GMvandeVen / continual-learning

Many thanks for your impressive project. Here I am a few confused about the .detach() in the below code,

Line 35 in a02db26

targets_norm = torch.cat([targets_norm.detach(), zeros_to_add], dim=1)

which is defined in

Line 18 in a02db26

def loss_fn_kd(scores, target_scores, T=2.):

Refer to the blog, PyTorch .detach() method , .detach() will take the targets_norm as one fixed parameter in the the KD_loss, and the backpropagation will not update the parameters along the targets_norm related branch.

However, in your another project, brain-inspired-replay, the same loss function, loss_fn_kd uses,

 targets_norm = torch.cat([targets_norm, zeros_to_add], dim=1)

as shown in line 29, in which no .detach() is attached.

Although the same results all these two types I have tested, I am still confused about how does the second type work?

Hi @HLBayes, I'm sorry for the very late reply!
This difference between the two repositories is indeed confusing. In both repositories, the .detach() operation is actually not needed. As you indicate in your comment, the .detach() operation stops backpropagation as it resets any gradients being tracked. However, in both repositories, the target_norm variable already did not have any gradients being tracked, as that variable was computed using with torch.no_grad(): (as for example here: link). Sorry for the confusion!

one little confusion about the loss_fn_kd function
════════
= REQUEST =
List every line number that the forum thread above cites.
════════
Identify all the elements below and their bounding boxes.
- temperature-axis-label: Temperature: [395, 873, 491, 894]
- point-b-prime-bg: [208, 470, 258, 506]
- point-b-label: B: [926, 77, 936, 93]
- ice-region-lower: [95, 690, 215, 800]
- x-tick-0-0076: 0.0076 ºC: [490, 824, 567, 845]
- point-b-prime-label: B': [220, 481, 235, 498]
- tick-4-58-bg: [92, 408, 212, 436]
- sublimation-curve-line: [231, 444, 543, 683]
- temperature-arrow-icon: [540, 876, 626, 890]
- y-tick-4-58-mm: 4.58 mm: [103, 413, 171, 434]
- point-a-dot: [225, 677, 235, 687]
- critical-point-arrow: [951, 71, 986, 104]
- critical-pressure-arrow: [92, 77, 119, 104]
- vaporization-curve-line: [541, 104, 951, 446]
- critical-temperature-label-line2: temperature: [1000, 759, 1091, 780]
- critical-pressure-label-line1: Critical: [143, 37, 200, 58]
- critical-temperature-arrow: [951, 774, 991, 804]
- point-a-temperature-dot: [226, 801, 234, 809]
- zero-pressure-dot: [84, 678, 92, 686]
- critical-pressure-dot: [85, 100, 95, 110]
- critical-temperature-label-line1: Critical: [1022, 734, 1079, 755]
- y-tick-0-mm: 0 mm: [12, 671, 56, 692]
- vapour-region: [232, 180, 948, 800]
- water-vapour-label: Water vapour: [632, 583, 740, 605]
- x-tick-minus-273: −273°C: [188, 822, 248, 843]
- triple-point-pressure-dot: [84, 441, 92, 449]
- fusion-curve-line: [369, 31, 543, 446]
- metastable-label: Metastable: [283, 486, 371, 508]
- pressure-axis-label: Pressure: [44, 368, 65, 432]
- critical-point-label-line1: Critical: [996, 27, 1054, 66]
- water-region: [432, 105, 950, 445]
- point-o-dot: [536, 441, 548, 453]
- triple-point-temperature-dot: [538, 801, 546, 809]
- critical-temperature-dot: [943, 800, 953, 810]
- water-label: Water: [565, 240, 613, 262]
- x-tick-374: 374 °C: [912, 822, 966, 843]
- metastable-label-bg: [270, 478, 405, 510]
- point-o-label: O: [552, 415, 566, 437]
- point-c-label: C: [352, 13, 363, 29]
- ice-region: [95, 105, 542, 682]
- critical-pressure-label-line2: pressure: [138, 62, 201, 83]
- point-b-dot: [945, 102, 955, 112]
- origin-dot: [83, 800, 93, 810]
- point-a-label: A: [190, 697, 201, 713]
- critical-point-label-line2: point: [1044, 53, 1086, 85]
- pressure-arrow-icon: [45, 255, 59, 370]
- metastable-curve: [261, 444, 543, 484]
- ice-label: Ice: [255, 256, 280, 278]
════════
= FINAL RESULT =
35, 18, 29